----- Rows

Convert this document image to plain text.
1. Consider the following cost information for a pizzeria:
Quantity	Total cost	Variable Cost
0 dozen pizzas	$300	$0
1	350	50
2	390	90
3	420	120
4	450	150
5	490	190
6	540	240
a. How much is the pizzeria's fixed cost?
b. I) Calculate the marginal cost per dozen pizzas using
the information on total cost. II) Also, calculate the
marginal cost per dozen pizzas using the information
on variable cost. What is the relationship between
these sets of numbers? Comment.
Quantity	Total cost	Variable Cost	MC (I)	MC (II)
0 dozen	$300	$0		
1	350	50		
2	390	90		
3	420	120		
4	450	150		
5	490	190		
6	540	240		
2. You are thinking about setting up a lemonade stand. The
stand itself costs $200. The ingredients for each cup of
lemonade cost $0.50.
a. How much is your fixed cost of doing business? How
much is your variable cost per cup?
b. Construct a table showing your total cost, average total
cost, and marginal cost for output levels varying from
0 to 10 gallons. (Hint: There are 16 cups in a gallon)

----------

■ Exercise requirements
Scan the records above and report how many lines include the word "information", without any other text.

■ Solution to this problem
3